:: Records supplied

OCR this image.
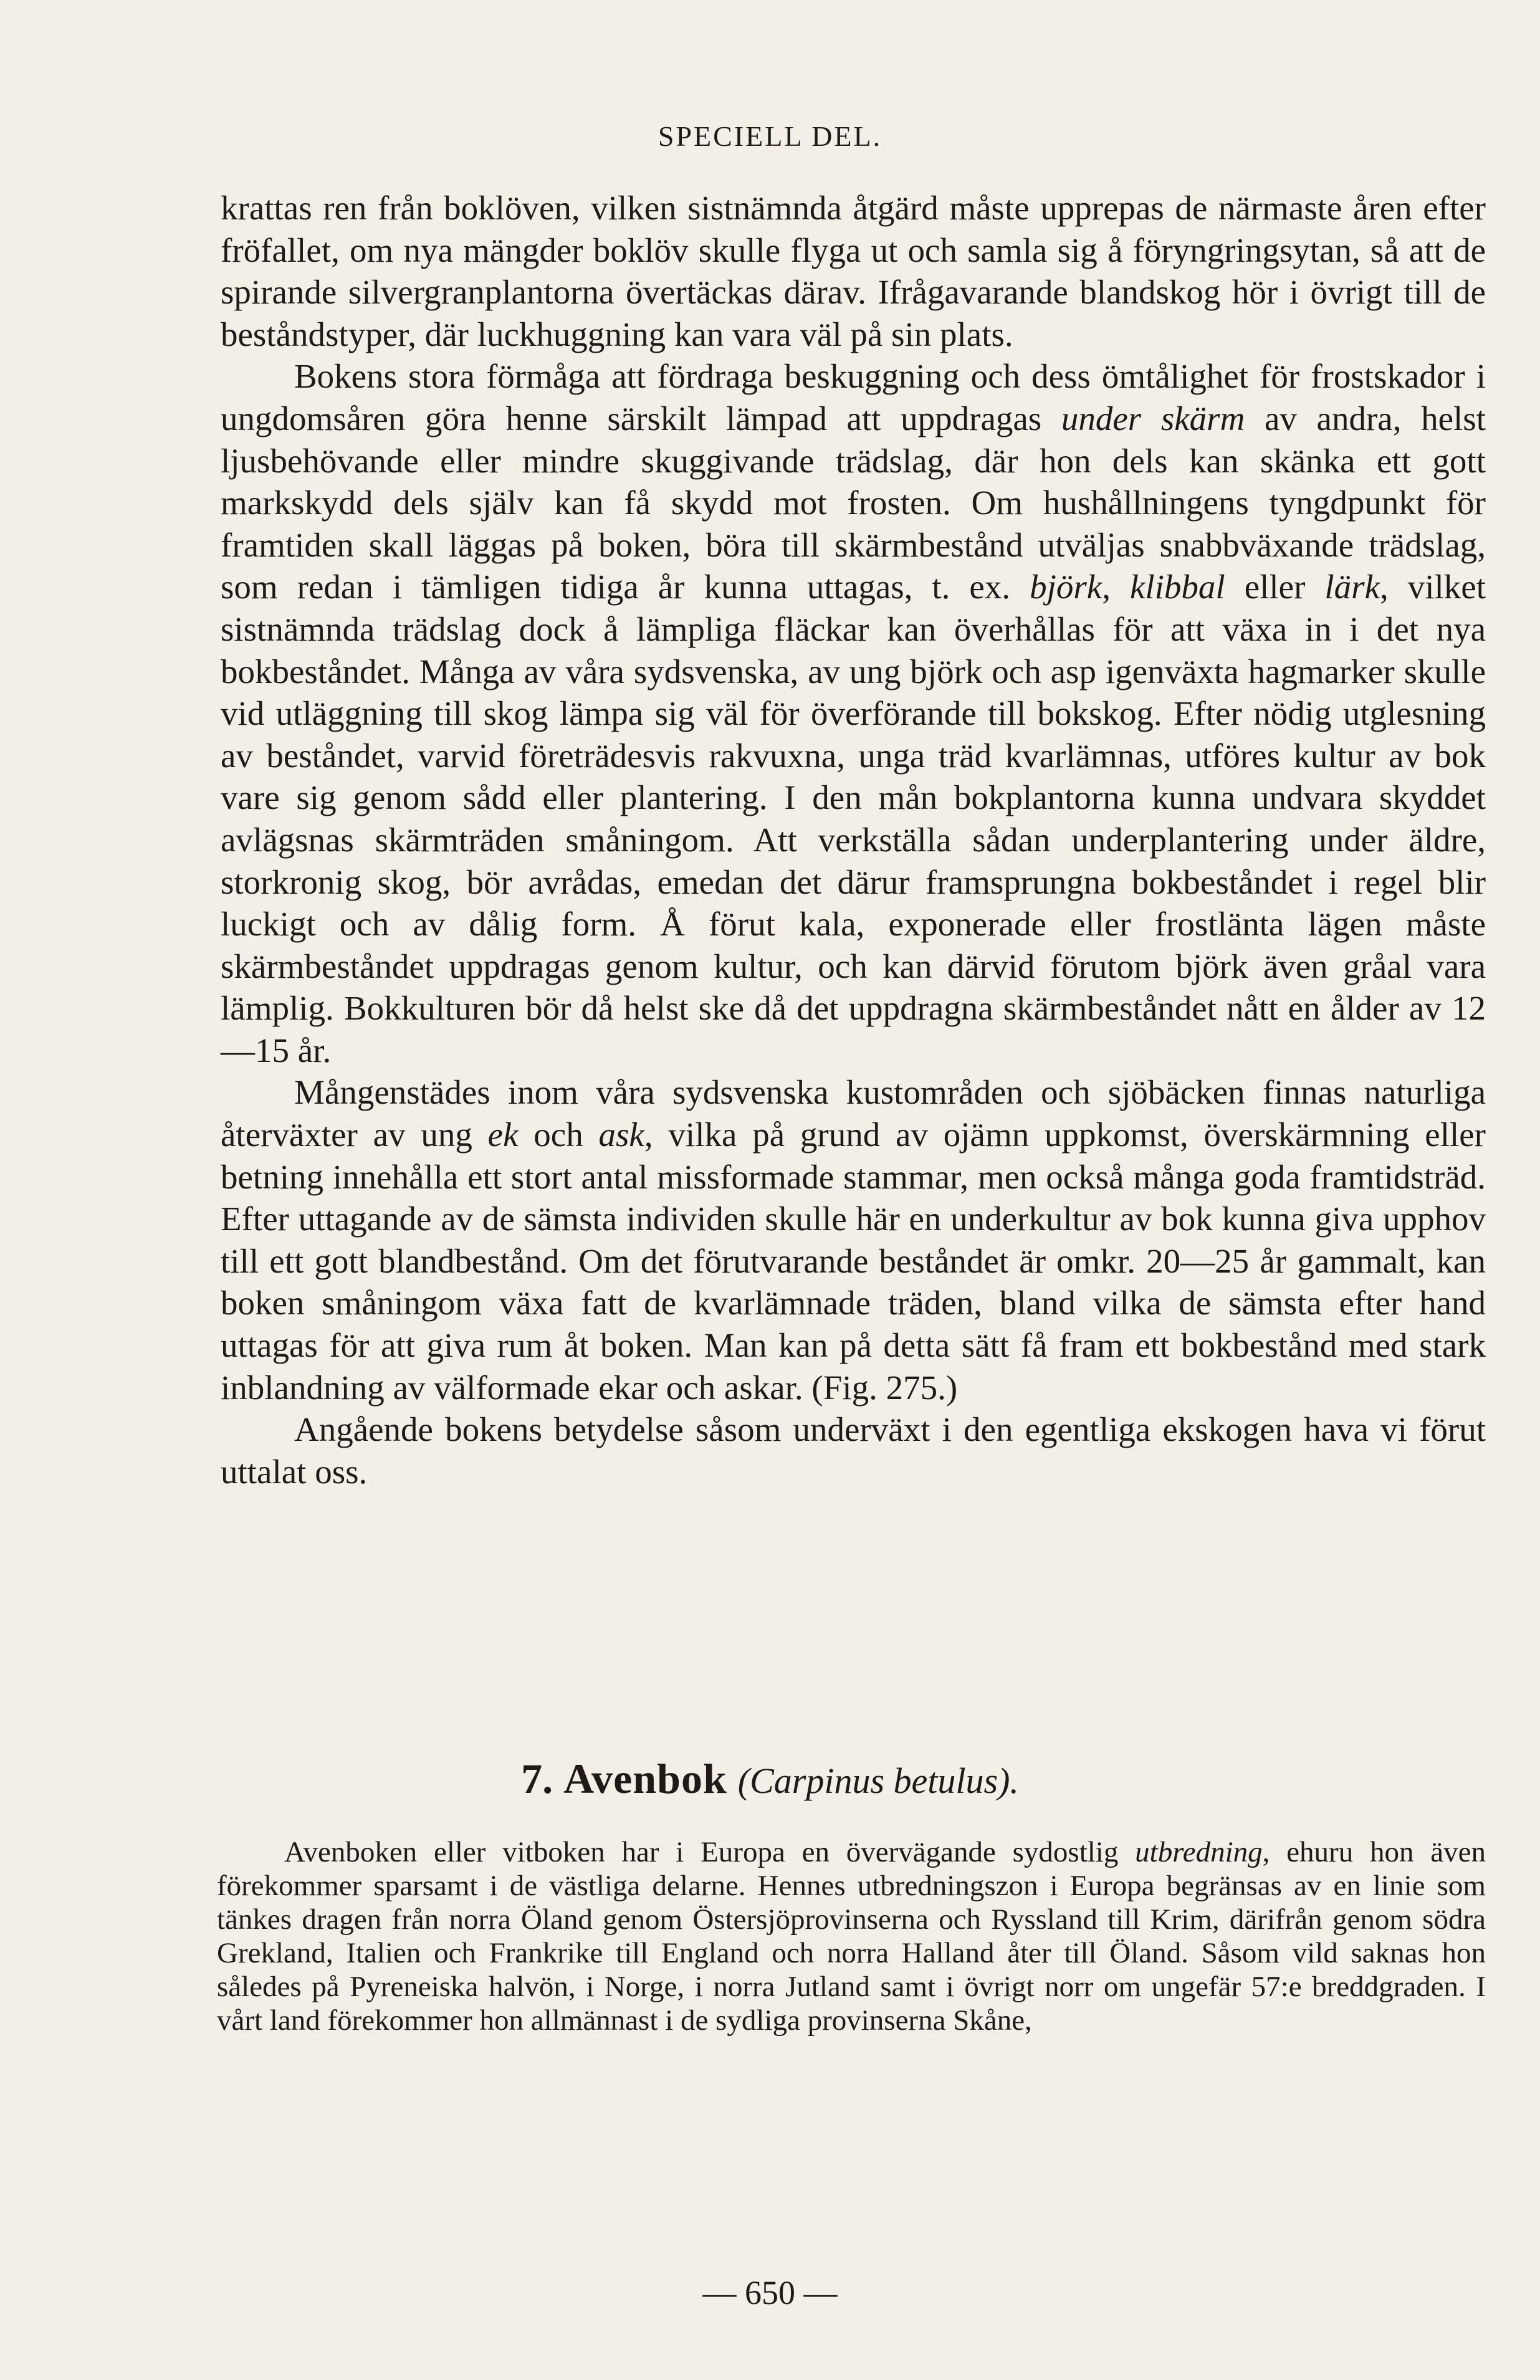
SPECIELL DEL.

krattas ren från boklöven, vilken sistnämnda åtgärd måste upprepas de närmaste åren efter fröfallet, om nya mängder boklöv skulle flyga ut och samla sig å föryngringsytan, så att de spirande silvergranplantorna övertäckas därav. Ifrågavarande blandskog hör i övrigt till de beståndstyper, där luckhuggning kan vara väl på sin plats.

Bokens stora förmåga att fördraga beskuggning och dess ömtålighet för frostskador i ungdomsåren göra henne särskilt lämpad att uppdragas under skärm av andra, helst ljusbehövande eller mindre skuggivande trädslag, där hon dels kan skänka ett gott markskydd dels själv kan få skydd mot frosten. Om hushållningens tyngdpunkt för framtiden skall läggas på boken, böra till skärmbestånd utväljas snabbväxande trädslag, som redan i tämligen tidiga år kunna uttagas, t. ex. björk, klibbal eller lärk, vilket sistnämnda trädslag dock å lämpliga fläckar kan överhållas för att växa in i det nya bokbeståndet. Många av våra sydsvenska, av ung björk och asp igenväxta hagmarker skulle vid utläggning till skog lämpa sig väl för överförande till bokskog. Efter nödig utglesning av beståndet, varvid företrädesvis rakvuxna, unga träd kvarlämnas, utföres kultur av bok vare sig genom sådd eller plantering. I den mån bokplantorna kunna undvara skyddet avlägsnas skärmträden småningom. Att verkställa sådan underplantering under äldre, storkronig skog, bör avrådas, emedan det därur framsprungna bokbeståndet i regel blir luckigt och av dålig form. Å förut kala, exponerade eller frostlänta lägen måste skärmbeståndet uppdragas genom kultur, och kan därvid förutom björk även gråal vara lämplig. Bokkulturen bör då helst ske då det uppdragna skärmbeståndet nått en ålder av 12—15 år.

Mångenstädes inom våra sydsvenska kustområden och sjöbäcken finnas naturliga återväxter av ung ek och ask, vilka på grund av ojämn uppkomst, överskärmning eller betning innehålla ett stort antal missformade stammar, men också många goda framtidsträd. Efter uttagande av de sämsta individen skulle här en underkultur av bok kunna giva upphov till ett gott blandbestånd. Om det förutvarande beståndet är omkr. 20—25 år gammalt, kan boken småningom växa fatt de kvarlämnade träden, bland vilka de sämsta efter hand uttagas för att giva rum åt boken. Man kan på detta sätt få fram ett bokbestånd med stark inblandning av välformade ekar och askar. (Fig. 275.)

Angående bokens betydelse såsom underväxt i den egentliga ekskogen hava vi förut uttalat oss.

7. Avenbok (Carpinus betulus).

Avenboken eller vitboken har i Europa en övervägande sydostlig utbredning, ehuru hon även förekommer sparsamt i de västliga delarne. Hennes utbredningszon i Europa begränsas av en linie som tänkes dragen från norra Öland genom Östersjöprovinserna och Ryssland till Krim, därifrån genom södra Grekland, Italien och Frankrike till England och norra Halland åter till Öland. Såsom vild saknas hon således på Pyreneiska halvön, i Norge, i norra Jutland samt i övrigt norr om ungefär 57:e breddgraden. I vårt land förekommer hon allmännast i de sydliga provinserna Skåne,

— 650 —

::::

Work task | Which lines of the data contain the word "måste"? Copy each one.

Answer to the exercise |
krattas ren från boklöven, vilken sistnämnda åtgärd måste upprepas de närmaste åren efter fröfallet, om nya mängder boklöv skulle flyga ut och samla sig å föryngringsytan, så att de spirande silvergranplantorna övertäckas därav. Ifrågavarande blandskog hör i övrigt till de beståndstyper, där luckhuggning kan vara väl på sin plats.
Bokens stora förmåga att fördraga beskuggning och dess ömtålighet för frostskador i ungdomsåren göra henne särskilt lämpad att uppdragas under skärm av andra, helst ljusbehövande eller mindre skuggivande trädslag, där hon dels kan skänka ett gott markskydd dels själv kan få skydd mot frosten. Om hushållningens tyngdpunkt för framtiden skall läggas på boken, böra till skärmbestånd utväljas snabbväxande trädslag, som redan i tämligen tidiga år kunna uttagas, t. ex. björk, klibbal eller lärk, vilket sistnämnda trädslag dock å lämpliga fläckar kan överhållas för att växa in i det nya bokbeståndet. Många av våra sydsvenska, av ung björk och asp igenväxta hagmarker skulle vid utläggning till skog lämpa sig väl för överförande till bokskog. Efter nödig utglesning av beståndet, varvid företrädesvis rakvuxna, unga träd kvarlämnas, utföres kultur av bok vare sig genom sådd eller plantering. I den mån bokplantorna kunna undvara skyddet avlägsnas skärmträden småningom. Att verkställa sådan underplantering under äldre, storkronig skog, bör avrådas, emedan det därur framsprungna bokbeståndet i regel blir luckigt och av dålig form. Å förut kala, exponerade eller frostlänta lägen måste skärmbeståndet uppdragas genom kultur, och kan därvid förutom björk även gråal vara lämplig. Bokkulturen bör då helst ske då det uppdragna skärmbeståndet nått en ålder av 12—15 år.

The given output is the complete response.